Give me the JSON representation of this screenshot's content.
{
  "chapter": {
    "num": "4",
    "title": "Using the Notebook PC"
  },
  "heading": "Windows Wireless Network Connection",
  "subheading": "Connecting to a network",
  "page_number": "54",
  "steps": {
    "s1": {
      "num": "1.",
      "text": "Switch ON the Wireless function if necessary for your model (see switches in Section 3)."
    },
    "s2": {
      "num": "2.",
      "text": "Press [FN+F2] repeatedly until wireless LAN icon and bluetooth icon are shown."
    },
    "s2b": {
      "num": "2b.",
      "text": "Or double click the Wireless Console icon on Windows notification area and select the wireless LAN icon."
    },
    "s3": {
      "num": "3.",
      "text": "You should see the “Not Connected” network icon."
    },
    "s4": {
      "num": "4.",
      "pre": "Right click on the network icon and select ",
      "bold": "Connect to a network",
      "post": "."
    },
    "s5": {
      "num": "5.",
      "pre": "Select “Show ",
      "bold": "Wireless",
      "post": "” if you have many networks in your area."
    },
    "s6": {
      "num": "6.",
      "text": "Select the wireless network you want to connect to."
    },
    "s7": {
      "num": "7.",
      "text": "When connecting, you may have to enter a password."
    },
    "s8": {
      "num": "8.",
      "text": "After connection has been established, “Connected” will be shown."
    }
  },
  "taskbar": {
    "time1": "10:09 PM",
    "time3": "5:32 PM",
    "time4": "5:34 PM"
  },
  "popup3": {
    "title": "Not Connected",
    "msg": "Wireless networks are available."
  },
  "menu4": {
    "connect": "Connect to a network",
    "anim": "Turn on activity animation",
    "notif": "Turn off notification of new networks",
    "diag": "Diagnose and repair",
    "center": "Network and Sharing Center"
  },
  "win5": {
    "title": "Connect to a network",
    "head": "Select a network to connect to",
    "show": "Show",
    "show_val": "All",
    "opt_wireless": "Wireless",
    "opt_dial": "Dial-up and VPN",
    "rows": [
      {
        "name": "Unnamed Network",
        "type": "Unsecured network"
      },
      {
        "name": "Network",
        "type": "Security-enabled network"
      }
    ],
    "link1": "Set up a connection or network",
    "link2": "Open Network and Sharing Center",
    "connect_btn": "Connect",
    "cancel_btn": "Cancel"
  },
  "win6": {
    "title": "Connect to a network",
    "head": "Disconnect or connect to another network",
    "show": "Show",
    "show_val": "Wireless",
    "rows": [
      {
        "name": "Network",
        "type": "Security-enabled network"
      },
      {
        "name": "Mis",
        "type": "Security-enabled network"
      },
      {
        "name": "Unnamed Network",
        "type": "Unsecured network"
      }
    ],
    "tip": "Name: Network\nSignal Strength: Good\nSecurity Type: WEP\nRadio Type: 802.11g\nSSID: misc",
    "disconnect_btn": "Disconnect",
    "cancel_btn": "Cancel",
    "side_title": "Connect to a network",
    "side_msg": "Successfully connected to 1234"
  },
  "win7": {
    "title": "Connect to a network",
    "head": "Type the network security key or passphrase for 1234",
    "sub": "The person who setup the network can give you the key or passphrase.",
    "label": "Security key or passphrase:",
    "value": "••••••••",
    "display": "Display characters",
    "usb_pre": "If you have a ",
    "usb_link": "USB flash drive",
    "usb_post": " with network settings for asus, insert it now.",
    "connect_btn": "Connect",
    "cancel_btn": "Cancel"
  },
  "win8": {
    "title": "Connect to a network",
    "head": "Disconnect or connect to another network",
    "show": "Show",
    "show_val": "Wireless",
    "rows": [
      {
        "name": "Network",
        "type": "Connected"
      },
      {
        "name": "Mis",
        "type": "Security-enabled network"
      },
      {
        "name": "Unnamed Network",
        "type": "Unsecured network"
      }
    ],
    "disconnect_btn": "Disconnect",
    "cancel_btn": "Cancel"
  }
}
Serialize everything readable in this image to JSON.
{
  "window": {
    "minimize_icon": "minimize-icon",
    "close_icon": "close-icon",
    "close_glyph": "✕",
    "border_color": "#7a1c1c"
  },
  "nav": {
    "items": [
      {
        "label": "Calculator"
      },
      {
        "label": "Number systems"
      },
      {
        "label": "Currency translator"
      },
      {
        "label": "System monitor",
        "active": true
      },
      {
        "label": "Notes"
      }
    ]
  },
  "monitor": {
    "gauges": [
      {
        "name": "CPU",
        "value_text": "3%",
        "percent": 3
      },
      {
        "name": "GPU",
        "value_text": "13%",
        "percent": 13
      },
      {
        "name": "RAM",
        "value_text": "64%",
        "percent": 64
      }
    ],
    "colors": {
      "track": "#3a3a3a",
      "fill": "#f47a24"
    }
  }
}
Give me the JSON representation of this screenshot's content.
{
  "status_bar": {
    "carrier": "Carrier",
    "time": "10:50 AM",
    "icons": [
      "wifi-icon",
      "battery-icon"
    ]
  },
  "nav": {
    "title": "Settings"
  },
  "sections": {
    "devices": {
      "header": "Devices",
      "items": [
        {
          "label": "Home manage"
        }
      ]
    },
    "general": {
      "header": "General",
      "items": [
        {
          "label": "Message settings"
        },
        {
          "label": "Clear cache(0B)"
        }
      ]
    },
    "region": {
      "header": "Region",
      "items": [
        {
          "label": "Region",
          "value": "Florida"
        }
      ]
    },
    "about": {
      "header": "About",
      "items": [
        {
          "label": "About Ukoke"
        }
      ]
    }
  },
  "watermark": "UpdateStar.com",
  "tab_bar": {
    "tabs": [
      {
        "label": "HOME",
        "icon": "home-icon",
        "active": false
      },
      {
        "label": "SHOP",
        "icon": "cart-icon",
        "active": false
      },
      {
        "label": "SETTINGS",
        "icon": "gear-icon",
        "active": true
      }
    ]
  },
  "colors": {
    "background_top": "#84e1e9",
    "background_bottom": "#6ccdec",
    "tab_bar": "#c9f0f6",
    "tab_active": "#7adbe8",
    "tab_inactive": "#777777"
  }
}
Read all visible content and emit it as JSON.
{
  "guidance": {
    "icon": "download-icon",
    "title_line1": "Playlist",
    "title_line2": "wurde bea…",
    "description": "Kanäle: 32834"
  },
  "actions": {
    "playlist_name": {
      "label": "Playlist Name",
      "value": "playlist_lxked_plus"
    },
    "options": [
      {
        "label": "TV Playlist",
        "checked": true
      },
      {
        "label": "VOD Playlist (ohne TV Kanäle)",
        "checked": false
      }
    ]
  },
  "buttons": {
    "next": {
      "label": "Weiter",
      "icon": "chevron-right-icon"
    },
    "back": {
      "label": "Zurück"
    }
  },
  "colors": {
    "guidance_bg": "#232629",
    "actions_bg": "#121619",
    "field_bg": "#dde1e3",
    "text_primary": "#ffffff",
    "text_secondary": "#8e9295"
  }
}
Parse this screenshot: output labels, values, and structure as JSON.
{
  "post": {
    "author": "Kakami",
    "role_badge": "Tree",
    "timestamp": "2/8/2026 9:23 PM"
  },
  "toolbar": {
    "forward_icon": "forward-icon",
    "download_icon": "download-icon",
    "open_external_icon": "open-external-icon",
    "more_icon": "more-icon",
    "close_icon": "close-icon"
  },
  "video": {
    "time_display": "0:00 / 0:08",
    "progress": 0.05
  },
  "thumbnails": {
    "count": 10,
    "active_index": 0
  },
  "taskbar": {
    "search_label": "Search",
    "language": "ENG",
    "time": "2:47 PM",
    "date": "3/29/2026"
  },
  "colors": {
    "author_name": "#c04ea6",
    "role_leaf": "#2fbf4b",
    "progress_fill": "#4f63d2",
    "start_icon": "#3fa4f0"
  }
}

# Problem:
Report back each line of the entries that holds the string "Windows".

# Response to the task:
  "heading": "Windows Wireless Network Connection",
      "text": "Or double click the Wireless Console icon on Windows notification area and select the wireless LAN icon."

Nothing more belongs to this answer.